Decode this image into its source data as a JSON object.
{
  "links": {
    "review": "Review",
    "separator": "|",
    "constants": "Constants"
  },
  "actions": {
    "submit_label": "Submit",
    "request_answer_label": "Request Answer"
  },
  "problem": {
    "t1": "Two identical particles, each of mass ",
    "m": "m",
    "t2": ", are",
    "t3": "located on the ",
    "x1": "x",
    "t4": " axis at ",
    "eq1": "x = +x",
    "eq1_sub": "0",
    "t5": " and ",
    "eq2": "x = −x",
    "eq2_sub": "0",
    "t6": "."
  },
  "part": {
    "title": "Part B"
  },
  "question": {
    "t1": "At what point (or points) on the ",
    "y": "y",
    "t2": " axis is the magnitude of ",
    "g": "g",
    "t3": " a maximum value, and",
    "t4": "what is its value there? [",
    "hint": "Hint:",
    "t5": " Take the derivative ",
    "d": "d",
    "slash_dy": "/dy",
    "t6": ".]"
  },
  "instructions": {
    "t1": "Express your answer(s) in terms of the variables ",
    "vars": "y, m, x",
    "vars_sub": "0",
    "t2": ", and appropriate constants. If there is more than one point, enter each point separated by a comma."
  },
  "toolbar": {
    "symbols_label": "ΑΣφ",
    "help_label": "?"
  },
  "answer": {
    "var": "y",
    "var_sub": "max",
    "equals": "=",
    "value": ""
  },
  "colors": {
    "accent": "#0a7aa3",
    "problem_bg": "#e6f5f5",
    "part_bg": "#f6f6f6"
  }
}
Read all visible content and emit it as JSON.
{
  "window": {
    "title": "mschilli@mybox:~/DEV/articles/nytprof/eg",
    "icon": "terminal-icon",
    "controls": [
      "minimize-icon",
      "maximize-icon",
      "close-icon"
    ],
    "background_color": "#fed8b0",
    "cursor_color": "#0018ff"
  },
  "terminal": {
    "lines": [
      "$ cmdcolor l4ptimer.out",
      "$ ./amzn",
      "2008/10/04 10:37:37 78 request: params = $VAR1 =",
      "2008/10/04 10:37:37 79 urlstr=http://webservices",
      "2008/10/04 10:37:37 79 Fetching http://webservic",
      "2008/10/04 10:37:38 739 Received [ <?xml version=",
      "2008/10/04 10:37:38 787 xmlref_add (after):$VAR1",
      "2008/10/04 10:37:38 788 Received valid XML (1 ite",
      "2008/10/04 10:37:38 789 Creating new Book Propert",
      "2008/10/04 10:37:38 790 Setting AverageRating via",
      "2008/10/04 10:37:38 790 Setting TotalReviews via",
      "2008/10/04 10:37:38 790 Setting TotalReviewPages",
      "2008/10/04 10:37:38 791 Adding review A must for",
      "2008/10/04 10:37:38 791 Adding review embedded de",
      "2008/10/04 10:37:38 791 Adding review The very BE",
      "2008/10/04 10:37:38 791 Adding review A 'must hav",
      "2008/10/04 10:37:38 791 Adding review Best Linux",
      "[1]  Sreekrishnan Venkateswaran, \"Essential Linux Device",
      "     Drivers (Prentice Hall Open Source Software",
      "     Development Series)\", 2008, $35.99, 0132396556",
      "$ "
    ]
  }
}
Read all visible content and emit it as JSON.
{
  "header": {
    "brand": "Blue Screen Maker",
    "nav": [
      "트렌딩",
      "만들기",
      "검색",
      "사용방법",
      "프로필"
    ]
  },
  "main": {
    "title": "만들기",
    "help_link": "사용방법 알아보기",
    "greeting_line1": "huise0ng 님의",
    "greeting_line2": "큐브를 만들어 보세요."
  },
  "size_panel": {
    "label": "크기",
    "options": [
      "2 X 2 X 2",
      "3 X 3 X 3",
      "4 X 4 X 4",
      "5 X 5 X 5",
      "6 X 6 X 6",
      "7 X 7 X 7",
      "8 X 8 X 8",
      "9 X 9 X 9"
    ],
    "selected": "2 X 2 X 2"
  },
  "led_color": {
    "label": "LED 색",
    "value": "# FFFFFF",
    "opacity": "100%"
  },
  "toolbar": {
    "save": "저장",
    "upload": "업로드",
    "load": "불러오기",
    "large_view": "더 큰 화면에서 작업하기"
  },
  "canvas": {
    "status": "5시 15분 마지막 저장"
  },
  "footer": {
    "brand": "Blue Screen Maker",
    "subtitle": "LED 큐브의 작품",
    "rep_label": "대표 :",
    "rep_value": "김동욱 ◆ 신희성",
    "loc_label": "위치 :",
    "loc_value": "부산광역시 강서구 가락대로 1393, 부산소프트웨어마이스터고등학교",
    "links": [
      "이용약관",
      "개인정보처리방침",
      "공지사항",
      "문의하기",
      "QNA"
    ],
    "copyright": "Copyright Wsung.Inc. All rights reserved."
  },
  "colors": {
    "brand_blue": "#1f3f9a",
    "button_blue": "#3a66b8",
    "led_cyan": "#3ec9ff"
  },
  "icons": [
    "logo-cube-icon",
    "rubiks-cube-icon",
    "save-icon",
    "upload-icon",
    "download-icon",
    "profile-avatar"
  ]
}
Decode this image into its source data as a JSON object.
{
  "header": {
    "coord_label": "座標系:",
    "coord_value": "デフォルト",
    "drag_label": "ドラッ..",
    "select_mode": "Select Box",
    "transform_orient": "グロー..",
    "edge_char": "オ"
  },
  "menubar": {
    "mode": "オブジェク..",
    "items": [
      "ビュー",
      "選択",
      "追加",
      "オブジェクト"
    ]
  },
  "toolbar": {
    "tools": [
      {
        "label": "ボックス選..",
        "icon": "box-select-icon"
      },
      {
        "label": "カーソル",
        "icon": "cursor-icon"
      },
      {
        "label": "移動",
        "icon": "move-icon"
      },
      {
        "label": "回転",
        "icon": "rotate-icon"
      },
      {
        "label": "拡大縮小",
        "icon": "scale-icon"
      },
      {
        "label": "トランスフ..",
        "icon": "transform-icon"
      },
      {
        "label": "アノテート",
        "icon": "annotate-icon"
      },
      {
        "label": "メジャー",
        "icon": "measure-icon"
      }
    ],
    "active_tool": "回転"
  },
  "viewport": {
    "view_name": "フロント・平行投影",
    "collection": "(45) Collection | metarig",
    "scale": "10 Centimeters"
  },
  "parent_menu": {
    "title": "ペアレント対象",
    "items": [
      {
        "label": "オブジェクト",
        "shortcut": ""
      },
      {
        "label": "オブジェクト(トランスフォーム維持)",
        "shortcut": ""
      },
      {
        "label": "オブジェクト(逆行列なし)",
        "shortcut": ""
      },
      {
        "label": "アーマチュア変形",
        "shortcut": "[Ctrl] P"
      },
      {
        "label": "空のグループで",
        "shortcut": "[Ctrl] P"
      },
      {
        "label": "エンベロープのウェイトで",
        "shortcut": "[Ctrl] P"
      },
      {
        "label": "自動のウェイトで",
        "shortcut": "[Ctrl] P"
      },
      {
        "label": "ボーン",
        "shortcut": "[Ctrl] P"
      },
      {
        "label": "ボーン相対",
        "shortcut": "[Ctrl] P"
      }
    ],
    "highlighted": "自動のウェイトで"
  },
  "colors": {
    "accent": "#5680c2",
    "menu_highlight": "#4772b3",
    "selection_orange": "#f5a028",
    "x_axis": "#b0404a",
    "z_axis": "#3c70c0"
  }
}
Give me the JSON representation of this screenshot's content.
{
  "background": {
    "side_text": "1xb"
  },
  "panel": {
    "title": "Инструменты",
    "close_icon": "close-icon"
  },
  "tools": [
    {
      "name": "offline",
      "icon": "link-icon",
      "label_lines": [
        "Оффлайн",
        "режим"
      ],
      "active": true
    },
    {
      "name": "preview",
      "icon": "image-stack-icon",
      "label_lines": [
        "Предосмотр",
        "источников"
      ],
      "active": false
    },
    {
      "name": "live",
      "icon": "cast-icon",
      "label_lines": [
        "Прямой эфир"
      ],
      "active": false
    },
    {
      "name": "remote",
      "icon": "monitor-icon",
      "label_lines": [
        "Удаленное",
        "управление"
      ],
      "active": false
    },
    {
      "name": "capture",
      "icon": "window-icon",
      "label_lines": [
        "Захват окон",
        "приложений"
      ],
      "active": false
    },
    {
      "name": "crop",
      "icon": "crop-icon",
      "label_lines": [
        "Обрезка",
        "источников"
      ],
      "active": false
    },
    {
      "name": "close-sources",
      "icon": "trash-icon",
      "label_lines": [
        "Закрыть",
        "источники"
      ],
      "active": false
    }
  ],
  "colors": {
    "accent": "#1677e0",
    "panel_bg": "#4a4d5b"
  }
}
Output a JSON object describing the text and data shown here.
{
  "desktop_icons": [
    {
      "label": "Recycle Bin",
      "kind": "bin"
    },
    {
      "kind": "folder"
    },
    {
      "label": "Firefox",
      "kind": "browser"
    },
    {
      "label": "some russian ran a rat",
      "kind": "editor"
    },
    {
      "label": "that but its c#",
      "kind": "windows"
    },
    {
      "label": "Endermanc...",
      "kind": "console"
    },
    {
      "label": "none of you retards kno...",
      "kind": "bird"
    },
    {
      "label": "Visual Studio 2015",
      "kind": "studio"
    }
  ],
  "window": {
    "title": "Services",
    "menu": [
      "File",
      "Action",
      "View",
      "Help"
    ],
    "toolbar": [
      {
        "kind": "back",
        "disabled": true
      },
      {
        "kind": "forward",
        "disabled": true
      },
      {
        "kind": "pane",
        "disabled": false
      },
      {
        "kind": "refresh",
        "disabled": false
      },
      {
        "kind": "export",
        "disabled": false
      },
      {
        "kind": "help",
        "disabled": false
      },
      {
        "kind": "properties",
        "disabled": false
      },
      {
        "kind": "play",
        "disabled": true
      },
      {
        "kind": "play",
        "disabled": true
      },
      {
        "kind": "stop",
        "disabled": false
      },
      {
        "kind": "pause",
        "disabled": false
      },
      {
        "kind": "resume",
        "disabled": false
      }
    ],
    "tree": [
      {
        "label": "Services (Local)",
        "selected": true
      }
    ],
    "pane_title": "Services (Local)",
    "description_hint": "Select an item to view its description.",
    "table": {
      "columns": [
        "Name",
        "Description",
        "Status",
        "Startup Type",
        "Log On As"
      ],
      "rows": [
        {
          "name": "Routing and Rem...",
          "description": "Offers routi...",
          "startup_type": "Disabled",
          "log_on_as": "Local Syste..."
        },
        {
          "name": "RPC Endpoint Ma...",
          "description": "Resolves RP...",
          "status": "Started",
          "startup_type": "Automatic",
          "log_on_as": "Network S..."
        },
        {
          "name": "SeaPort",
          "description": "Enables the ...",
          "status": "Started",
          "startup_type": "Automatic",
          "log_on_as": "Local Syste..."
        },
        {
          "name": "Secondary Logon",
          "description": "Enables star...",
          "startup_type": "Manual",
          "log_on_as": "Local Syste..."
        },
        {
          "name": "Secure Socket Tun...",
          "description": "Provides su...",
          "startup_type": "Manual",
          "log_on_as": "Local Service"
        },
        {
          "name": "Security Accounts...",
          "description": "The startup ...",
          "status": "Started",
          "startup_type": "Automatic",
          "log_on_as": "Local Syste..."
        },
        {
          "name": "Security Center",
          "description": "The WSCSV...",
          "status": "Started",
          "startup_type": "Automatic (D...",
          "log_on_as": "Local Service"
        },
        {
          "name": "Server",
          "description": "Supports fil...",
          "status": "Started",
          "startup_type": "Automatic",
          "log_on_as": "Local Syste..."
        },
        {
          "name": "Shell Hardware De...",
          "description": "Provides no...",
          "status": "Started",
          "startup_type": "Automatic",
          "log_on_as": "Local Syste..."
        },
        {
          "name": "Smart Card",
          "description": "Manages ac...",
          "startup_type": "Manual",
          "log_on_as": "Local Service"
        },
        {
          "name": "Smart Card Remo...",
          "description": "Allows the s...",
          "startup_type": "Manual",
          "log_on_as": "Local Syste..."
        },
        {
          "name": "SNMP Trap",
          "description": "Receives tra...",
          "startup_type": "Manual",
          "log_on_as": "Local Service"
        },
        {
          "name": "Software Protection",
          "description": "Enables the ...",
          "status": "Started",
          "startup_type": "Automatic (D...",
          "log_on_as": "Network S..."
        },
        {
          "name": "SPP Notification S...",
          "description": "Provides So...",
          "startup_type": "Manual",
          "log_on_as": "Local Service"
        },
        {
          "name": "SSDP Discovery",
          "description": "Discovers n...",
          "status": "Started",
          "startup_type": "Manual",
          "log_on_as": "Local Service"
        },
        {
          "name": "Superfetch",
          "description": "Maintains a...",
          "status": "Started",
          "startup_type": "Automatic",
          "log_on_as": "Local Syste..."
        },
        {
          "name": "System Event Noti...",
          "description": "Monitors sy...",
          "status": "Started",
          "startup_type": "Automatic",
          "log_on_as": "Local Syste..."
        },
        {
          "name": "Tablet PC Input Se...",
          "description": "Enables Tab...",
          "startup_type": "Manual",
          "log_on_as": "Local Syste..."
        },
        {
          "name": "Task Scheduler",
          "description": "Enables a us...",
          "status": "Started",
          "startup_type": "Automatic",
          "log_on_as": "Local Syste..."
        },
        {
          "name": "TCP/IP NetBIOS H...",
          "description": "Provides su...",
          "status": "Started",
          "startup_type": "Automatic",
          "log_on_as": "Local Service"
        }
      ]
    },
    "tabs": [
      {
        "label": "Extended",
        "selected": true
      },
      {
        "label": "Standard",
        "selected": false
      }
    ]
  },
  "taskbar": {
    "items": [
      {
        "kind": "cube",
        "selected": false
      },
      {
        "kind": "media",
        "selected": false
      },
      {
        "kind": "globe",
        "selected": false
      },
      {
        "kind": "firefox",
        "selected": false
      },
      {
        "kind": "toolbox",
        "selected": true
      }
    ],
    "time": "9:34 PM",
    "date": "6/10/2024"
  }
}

**Exercise objective**
Return each full line of the entries that contains the word "Card".

**Response for this exercise**
          "name": "Smart Card",
          "name": "Smart Card Remo...",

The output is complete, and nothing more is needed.